--- start of Source data ---

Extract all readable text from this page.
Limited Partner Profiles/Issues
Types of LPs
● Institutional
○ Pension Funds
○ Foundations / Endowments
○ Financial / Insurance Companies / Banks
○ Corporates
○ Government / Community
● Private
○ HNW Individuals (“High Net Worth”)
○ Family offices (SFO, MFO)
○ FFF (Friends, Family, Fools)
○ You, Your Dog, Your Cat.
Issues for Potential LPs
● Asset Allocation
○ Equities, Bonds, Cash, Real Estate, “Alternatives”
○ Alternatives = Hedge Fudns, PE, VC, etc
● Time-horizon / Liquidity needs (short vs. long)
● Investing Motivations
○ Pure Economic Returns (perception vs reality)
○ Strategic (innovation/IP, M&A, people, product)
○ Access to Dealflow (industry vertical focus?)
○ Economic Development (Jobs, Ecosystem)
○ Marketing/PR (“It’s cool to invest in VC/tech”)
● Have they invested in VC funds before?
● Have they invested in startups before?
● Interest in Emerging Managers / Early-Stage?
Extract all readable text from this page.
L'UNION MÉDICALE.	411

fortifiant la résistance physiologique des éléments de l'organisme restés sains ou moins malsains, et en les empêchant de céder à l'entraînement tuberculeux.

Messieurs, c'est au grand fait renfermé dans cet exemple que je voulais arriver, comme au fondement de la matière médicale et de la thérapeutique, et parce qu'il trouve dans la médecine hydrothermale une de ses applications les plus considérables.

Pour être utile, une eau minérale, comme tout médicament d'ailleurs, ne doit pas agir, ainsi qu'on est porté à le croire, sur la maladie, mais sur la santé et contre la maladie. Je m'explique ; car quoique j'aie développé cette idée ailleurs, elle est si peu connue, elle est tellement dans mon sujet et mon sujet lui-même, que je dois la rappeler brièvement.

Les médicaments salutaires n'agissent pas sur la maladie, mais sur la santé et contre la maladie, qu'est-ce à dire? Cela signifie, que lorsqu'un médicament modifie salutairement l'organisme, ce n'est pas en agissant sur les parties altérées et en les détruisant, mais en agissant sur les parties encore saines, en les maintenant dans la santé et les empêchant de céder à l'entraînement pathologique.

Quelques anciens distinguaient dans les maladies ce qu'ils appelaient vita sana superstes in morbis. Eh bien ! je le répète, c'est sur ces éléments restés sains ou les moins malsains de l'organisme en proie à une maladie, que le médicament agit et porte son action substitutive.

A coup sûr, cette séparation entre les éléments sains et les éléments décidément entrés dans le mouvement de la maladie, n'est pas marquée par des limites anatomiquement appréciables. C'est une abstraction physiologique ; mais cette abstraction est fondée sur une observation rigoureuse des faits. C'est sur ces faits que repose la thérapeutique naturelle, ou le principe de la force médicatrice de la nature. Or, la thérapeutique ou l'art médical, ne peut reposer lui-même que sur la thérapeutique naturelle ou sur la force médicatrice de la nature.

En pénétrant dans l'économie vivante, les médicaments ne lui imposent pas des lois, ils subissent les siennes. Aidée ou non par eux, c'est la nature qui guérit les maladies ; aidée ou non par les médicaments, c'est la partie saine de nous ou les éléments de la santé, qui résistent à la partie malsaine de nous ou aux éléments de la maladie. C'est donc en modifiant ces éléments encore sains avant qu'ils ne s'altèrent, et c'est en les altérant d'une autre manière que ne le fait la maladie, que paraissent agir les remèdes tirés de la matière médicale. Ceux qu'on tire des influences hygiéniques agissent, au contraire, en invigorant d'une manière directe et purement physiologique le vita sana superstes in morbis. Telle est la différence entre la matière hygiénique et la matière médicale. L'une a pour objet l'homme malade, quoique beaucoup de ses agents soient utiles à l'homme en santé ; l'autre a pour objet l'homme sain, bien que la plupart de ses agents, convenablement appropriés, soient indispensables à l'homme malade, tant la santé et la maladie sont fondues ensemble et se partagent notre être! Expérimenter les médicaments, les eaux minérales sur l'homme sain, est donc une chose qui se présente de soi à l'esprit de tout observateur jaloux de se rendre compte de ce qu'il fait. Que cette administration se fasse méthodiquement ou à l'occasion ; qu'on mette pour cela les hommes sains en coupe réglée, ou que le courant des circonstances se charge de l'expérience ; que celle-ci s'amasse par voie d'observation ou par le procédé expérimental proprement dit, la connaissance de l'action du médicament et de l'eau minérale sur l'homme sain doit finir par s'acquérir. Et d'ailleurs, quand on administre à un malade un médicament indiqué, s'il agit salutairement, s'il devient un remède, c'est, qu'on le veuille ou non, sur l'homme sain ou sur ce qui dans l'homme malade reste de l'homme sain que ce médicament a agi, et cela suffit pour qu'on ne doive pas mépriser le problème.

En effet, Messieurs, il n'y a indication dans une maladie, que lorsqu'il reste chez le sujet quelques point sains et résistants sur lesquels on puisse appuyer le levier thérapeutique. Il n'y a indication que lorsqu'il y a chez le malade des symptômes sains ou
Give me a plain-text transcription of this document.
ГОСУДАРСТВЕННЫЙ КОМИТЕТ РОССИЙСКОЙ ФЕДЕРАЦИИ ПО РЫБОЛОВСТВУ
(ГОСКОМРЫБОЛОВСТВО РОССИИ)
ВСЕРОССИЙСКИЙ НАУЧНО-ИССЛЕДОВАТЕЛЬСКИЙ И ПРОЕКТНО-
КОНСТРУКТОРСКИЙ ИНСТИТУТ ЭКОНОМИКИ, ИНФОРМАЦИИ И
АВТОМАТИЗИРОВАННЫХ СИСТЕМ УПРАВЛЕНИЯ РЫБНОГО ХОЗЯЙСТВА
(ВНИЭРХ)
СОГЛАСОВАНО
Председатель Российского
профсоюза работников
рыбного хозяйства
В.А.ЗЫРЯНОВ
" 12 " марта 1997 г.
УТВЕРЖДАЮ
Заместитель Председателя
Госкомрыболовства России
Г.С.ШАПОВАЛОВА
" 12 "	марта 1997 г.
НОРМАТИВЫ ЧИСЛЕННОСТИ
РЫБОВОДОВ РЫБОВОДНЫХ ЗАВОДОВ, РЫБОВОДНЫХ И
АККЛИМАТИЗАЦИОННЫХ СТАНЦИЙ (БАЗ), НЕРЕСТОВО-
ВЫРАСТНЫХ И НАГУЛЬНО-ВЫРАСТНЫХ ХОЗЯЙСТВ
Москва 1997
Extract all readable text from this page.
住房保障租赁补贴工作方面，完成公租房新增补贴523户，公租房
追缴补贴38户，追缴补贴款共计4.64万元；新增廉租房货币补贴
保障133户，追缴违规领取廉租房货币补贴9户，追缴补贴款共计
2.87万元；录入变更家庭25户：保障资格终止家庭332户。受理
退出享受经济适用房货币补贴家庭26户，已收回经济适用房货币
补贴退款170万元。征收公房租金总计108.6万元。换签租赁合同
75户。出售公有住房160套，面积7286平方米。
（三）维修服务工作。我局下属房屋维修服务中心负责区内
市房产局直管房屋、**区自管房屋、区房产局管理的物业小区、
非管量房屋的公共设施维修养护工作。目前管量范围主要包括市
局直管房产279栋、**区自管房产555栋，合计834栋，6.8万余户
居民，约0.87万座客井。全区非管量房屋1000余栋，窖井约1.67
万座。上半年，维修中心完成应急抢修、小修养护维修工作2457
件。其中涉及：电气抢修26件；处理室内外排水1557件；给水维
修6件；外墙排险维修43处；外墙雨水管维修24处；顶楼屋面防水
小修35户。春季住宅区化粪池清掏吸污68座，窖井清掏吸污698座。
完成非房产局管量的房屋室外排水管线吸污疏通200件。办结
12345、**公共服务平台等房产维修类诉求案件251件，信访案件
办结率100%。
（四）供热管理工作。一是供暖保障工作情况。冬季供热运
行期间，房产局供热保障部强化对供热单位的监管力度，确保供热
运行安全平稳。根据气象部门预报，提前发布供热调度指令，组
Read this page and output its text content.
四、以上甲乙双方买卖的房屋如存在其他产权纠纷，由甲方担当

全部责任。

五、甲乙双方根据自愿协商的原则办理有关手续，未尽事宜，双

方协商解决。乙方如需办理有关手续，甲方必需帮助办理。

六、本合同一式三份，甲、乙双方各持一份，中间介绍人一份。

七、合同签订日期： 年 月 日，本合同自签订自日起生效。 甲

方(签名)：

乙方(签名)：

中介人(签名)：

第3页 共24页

--- end of Source data ---

Required task: Exactly and only the lines from the one containing "Give me a plain-text" through the end of the material are to be reproduced, both ends included.

Response for this exercise:
Give me a plain-text transcription of this document.
ГОСУДАРСТВЕННЫЙ КОМИТЕТ РОССИЙСКОЙ ФЕДЕРАЦИИ ПО РЫБОЛОВСТВУ
(ГОСКОМРЫБОЛОВСТВО РОССИИ)
ВСЕРОССИЙСКИЙ НАУЧНО-ИССЛЕДОВАТЕЛЬСКИЙ И ПРОЕКТНО-
КОНСТРУКТОРСКИЙ ИНСТИТУТ ЭКОНОМИКИ, ИНФОРМАЦИИ И
АВТОМАТИЗИРОВАННЫХ СИСТЕМ УПРАВЛЕНИЯ РЫБНОГО ХОЗЯЙСТВА
(ВНИЭРХ)
СОГЛАСОВАНО
Председатель Российского
профсоюза работников
рыбного хозяйства
В.А.ЗЫРЯНОВ
" 12 " марта 1997 г.
УТВЕРЖДАЮ
Заместитель Председателя
Госкомрыболовства России
Г.С.ШАПОВАЛОВА
" 12 "	марта 1997 г.
НОРМАТИВЫ ЧИСЛЕННОСТИ
РЫБОВОДОВ РЫБОВОДНЫХ ЗАВОДОВ, РЫБОВОДНЫХ И
АККЛИМАТИЗАЦИОННЫХ СТАНЦИЙ (БАЗ), НЕРЕСТОВО-
ВЫРАСТНЫХ И НАГУЛЬНО-ВЫРАСТНЫХ ХОЗЯЙСТВ
Москва 1997
Extract all readable text from this page.
住房保障租赁补贴工作方面，完成公租房新增补贴523户，公租房
追缴补贴38户，追缴补贴款共计4.64万元；新增廉租房货币补贴
保障133户，追缴违规领取廉租房货币补贴9户，追缴补贴款共计
2.87万元；录入变更家庭25户：保障资格终止家庭332户。受理
退出享受经济适用房货币补贴家庭26户，已收回经济适用房货币
补贴退款170万元。征收公房租金总计108.6万元。换签租赁合同
75户。出售公有住房160套，面积7286平方米。
（三）维修服务工作。我局下属房屋维修服务中心负责区内
市房产局直管房屋、**区自管房屋、区房产局管理的物业小区、
非管量房屋的公共设施维修养护工作。目前管量范围主要包括市
局直管房产279栋、**区自管房产555栋，合计834栋，6.8万余户
居民，约0.87万座客井。全区非管量房屋1000余栋，窖井约1.67
万座。上半年，维修中心完成应急抢修、小修养护维修工作2457
件。其中涉及：电气抢修26件；处理室内外排水1557件；给水维
修6件；外墙排险维修43处；外墙雨水管维修24处；顶楼屋面防水
小修35户。春季住宅区化粪池清掏吸污68座，窖井清掏吸污698座。
完成非房产局管量的房屋室外排水管线吸污疏通200件。办结
12345、**公共服务平台等房产维修类诉求案件251件，信访案件
办结率100%。
（四）供热管理工作。一是供暖保障工作情况。冬季供热运
行期间，房产局供热保障部强化对供热单位的监管力度，确保供热
运行安全平稳。根据气象部门预报，提前发布供热调度指令，组
Read this page and output its text content.
四、以上甲乙双方买卖的房屋如存在其他产权纠纷，由甲方担当

全部责任。

五、甲乙双方根据自愿协商的原则办理有关手续，未尽事宜，双

方协商解决。乙方如需办理有关手续，甲方必需帮助办理。

六、本合同一式三份，甲、乙双方各持一份，中间介绍人一份。

七、合同签订日期： 年 月 日，本合同自签订自日起生效。 甲

方(签名)：

乙方(签名)：

中介人(签名)：

第3页 共24页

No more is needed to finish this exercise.